### Task statement
Write out all the material exactly. Leave nothing out.

### Stored data
"""

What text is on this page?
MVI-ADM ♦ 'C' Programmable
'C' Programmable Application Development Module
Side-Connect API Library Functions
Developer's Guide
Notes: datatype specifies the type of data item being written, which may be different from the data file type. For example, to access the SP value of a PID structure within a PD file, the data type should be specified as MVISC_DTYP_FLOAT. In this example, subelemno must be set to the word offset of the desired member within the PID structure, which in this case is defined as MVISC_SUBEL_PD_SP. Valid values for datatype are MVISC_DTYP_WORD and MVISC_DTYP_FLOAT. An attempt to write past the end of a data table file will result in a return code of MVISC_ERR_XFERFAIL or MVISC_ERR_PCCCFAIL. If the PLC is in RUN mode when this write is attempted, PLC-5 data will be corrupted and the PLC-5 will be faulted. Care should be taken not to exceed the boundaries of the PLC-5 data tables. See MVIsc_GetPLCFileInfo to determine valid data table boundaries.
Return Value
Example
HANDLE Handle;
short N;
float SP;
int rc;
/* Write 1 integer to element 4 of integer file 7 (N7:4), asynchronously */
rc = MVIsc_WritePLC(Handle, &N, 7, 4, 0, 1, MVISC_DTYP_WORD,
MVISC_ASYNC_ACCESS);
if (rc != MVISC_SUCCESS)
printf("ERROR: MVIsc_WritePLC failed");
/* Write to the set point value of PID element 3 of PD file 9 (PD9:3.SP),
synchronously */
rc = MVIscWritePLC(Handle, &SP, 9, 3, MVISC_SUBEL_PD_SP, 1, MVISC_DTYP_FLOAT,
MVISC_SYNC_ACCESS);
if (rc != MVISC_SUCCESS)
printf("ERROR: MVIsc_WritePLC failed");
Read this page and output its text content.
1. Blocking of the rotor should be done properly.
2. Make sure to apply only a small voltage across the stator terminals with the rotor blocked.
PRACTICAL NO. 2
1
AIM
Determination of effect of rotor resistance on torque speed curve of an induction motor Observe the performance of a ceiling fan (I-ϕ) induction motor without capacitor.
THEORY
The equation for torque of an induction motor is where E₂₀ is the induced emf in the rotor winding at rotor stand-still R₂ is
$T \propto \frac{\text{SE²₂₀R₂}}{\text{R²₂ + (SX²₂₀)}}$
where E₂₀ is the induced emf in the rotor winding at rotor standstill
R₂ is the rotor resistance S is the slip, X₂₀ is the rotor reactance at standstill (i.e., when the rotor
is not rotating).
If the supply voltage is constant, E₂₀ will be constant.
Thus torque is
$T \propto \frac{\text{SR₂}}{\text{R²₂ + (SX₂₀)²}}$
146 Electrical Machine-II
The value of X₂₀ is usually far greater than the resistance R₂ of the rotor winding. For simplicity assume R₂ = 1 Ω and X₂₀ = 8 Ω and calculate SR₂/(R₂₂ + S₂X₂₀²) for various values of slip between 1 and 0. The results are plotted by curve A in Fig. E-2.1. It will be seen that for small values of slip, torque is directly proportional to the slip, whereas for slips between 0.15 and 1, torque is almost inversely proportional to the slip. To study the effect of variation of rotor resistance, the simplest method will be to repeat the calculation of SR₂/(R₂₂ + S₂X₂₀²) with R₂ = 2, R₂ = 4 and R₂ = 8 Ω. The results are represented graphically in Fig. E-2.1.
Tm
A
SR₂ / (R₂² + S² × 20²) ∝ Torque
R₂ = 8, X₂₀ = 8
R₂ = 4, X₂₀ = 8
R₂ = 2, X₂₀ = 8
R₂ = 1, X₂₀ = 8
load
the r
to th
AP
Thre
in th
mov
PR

"""

### The response
What text is on this page?
MVI-ADM ♦ 'C' Programmable
'C' Programmable Application Development Module
Side-Connect API Library Functions
Developer's Guide
Notes: datatype specifies the type of data item being written, which may be different from the data file type. For example, to access the SP value of a PID structure within a PD file, the data type should be specified as MVISC_DTYP_FLOAT. In this example, subelemno must be set to the word offset of the desired member within the PID structure, which in this case is defined as MVISC_SUBEL_PD_SP. Valid values for datatype are MVISC_DTYP_WORD and MVISC_DTYP_FLOAT. An attempt to write past the end of a data table file will result in a return code of MVISC_ERR_XFERFAIL or MVISC_ERR_PCCCFAIL. If the PLC is in RUN mode when this write is attempted, PLC-5 data will be corrupted and the PLC-5 will be faulted. Care should be taken not to exceed the boundaries of the PLC-5 data tables. See MVIsc_GetPLCFileInfo to determine valid data table boundaries.
Return Value
Example
HANDLE Handle;
short N;
float SP;
int rc;
/* Write 1 integer to element 4 of integer file 7 (N7:4), asynchronously */
rc = MVIsc_WritePLC(Handle, &N, 7, 4, 0, 1, MVISC_DTYP_WORD,
MVISC_ASYNC_ACCESS);
if (rc != MVISC_SUCCESS)
printf("ERROR: MVIsc_WritePLC failed");
/* Write to the set point value of PID element 3 of PD file 9 (PD9:3.SP),
synchronously */
rc = MVIscWritePLC(Handle, &SP, 9, 3, MVISC_SUBEL_PD_SP, 1, MVISC_DTYP_FLOAT,
MVISC_SYNC_ACCESS);
if (rc != MVISC_SUCCESS)
printf("ERROR: MVIsc_WritePLC failed");
Read this page and output its text content.
1. Blocking of the rotor should be done properly.
2. Make sure to apply only a small voltage across the stator terminals with the rotor blocked.
PRACTICAL NO. 2
1
AIM
Determination of effect of rotor resistance on torque speed curve of an induction motor Observe the performance of a ceiling fan (I-ϕ) induction motor without capacitor.
THEORY
The equation for torque of an induction motor is where E₂₀ is the induced emf in the rotor winding at rotor stand-still R₂ is
$T \propto \frac{\text{SE²₂₀R₂}}{\text{R²₂ + (SX²₂₀)}}$
where E₂₀ is the induced emf in the rotor winding at rotor standstill
R₂ is the rotor resistance S is the slip, X₂₀ is the rotor reactance at standstill (i.e., when the rotor
is not rotating).
If the supply voltage is constant, E₂₀ will be constant.
Thus torque is
$T \propto \frac{\text{SR₂}}{\text{R²₂ + (SX₂₀)²}}$
146 Electrical Machine-II
The value of X₂₀ is usually far greater than the resistance R₂ of the rotor winding. For simplicity assume R₂ = 1 Ω and X₂₀ = 8 Ω and calculate SR₂/(R₂₂ + S₂X₂₀²) for various values of slip between 1 and 0. The results are plotted by curve A in Fig. E-2.1. It will be seen that for small values of slip, torque is directly proportional to the slip, whereas for slips between 0.15 and 1, torque is almost inversely proportional to the slip. To study the effect of variation of rotor resistance, the simplest method will be to repeat the calculation of SR₂/(R₂₂ + S₂X₂₀²) with R₂ = 2, R₂ = 4 and R₂ = 8 Ω. The results are represented graphically in Fig. E-2.1.
Tm
A
SR₂ / (R₂² + S² × 20²) ∝ Torque
R₂ = 8, X₂₀ = 8
R₂ = 4, X₂₀ = 8
R₂ = 2, X₂₀ = 8
R₂ = 1, X₂₀ = 8
load
the r
to th
AP
Thre
in th
mov
PR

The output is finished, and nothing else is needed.